— begin Dataset content —

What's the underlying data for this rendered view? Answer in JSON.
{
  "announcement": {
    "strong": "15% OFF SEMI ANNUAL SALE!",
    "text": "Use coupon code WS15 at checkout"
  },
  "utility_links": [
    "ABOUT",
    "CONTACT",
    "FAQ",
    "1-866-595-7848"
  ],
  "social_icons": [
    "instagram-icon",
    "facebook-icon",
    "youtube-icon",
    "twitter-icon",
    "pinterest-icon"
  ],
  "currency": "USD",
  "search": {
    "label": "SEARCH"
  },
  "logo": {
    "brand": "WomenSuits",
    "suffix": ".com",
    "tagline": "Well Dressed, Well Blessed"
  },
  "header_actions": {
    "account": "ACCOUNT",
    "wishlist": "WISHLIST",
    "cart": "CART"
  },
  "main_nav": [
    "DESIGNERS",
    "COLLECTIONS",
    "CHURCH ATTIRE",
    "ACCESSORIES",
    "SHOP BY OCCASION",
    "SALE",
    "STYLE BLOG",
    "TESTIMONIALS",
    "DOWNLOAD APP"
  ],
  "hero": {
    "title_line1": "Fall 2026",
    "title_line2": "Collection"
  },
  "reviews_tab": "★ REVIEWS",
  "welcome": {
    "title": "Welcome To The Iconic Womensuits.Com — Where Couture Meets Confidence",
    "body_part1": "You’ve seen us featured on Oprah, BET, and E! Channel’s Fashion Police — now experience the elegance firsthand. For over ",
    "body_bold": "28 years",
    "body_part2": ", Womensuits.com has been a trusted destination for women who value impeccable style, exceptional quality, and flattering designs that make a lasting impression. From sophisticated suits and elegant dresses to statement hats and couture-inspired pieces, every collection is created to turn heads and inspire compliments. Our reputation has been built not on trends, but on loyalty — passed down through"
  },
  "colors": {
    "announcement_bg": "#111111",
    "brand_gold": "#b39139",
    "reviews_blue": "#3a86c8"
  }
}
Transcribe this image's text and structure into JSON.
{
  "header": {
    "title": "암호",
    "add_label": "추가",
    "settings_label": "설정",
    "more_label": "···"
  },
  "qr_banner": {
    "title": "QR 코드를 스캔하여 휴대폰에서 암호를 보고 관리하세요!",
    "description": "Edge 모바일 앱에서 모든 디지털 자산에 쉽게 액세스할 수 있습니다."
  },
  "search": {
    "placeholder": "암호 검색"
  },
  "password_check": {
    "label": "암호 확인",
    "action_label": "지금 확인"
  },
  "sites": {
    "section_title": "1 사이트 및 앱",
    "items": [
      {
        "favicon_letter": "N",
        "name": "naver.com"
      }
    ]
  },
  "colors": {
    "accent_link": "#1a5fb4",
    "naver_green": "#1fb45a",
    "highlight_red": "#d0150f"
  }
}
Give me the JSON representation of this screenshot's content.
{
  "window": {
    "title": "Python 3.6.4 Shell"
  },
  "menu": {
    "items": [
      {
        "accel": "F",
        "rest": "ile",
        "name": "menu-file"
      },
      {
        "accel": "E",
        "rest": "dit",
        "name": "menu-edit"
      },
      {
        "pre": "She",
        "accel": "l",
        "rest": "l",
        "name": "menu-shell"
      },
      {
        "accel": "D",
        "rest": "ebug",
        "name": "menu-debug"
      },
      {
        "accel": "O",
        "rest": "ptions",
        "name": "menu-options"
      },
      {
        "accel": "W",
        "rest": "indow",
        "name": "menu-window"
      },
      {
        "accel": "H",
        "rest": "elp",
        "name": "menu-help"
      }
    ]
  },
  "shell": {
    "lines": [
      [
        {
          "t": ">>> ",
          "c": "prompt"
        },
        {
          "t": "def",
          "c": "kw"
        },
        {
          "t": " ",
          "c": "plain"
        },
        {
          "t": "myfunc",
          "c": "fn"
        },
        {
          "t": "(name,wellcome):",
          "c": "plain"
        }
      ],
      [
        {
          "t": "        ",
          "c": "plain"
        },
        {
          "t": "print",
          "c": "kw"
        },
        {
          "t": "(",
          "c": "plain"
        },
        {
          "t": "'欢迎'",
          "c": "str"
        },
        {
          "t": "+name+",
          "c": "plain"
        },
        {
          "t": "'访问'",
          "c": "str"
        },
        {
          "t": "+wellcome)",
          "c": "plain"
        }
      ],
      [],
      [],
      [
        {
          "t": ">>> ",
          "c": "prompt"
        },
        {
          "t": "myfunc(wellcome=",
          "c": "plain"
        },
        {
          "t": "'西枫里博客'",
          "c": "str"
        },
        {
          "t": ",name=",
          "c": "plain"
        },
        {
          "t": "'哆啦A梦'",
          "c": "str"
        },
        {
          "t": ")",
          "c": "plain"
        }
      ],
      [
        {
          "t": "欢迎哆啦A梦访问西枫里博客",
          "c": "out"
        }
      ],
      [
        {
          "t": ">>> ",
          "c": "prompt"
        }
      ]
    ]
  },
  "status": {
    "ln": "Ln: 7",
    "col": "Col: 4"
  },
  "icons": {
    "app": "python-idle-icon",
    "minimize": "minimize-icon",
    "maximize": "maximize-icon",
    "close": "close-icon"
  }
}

— end Dataset content —

| Work instructions |
Here, the records must be output exactly and in full.

| Exercise result |
What's the underlying data for this rendered view? Answer in JSON.
{
  "announcement": {
    "strong": "15% OFF SEMI ANNUAL SALE!",
    "text": "Use coupon code WS15 at checkout"
  },
  "utility_links": [
    "ABOUT",
    "CONTACT",
    "FAQ",
    "1-866-595-7848"
  ],
  "social_icons": [
    "instagram-icon",
    "facebook-icon",
    "youtube-icon",
    "twitter-icon",
    "pinterest-icon"
  ],
  "currency": "USD",
  "search": {
    "label": "SEARCH"
  },
  "logo": {
    "brand": "WomenSuits",
    "suffix": ".com",
    "tagline": "Well Dressed, Well Blessed"
  },
  "header_actions": {
    "account": "ACCOUNT",
    "wishlist": "WISHLIST",
    "cart": "CART"
  },
  "main_nav": [
    "DESIGNERS",
    "COLLECTIONS",
    "CHURCH ATTIRE",
    "ACCESSORIES",
    "SHOP BY OCCASION",
    "SALE",
    "STYLE BLOG",
    "TESTIMONIALS",
    "DOWNLOAD APP"
  ],
  "hero": {
    "title_line1": "Fall 2026",
    "title_line2": "Collection"
  },
  "reviews_tab": "★ REVIEWS",
  "welcome": {
    "title": "Welcome To The Iconic Womensuits.Com — Where Couture Meets Confidence",
    "body_part1": "You’ve seen us featured on Oprah, BET, and E! Channel’s Fashion Police — now experience the elegance firsthand. For over ",
    "body_bold": "28 years",
    "body_part2": ", Womensuits.com has been a trusted destination for women who value impeccable style, exceptional quality, and flattering designs that make a lasting impression. From sophisticated suits and elegant dresses to statement hats and couture-inspired pieces, every collection is created to turn heads and inspire compliments. Our reputation has been built not on trends, but on loyalty — passed down through"
  },
  "colors": {
    "announcement_bg": "#111111",
    "brand_gold": "#b39139",
    "reviews_blue": "#3a86c8"
  }
}
Transcribe this image's text and structure into JSON.
{
  "header": {
    "title": "암호",
    "add_label": "추가",
    "settings_label": "설정",
    "more_label": "···"
  },
  "qr_banner": {
    "title": "QR 코드를 스캔하여 휴대폰에서 암호를 보고 관리하세요!",
    "description": "Edge 모바일 앱에서 모든 디지털 자산에 쉽게 액세스할 수 있습니다."
  },
  "search": {
    "placeholder": "암호 검색"
  },
  "password_check": {
    "label": "암호 확인",
    "action_label": "지금 확인"
  },
  "sites": {
    "section_title": "1 사이트 및 앱",
    "items": [
      {
        "favicon_letter": "N",
        "name": "naver.com"
      }
    ]
  },
  "colors": {
    "accent_link": "#1a5fb4",
    "naver_green": "#1fb45a",
    "highlight_red": "#d0150f"
  }
}
Give me the JSON representation of this screenshot's content.
{
  "window": {
    "title": "Python 3.6.4 Shell"
  },
  "menu": {
    "items": [
      {
        "accel": "F",
        "rest": "ile",
        "name": "menu-file"
      },
      {
        "accel": "E",
        "rest": "dit",
        "name": "menu-edit"
      },
      {
        "pre": "She",
        "accel": "l",
        "rest": "l",
        "name": "menu-shell"
      },
      {
        "accel": "D",
        "rest": "ebug",
        "name": "menu-debug"
      },
      {
        "accel": "O",
        "rest": "ptions",
        "name": "menu-options"
      },
      {
        "accel": "W",
        "rest": "indow",
        "name": "menu-window"
      },
      {
        "accel": "H",
        "rest": "elp",
        "name": "menu-help"
      }
    ]
  },
  "shell": {
    "lines": [
      [
        {
          "t": ">>> ",
          "c": "prompt"
        },
        {
          "t": "def",
          "c": "kw"
        },
        {
          "t": " ",
          "c": "plain"
        },
        {
          "t": "myfunc",
          "c": "fn"
        },
        {
          "t": "(name,wellcome):",
          "c": "plain"
        }
      ],
      [
        {
          "t": "        ",
          "c": "plain"
        },
        {
          "t": "print",
          "c": "kw"
        },
        {
          "t": "(",
          "c": "plain"
        },
        {
          "t": "'欢迎'",
          "c": "str"
        },
        {
          "t": "+name+",
          "c": "plain"
        },
        {
          "t": "'访问'",
          "c": "str"
        },
        {
          "t": "+wellcome)",
          "c": "plain"
        }
      ],
      [],
      [],
      [
        {
          "t": ">>> ",
          "c": "prompt"
        },
        {
          "t": "myfunc(wellcome=",
          "c": "plain"
        },
        {
          "t": "'西枫里博客'",
          "c": "str"
        },
        {
          "t": ",name=",
          "c": "plain"
        },
        {
          "t": "'哆啦A梦'",
          "c": "str"
        },
        {
          "t": ")",
          "c": "plain"
        }
      ],
      [
        {
          "t": "欢迎哆啦A梦访问西枫里博客",
          "c": "out"
        }
      ],
      [
        {
          "t": ">>> ",
          "c": "prompt"
        }
      ]
    ]
  },
  "status": {
    "ln": "Ln: 7",
    "col": "Col: 4"
  },
  "icons": {
    "app": "python-idle-icon",
    "minimize": "minimize-icon",
    "maximize": "maximize-icon",
    "close": "close-icon"
  }
}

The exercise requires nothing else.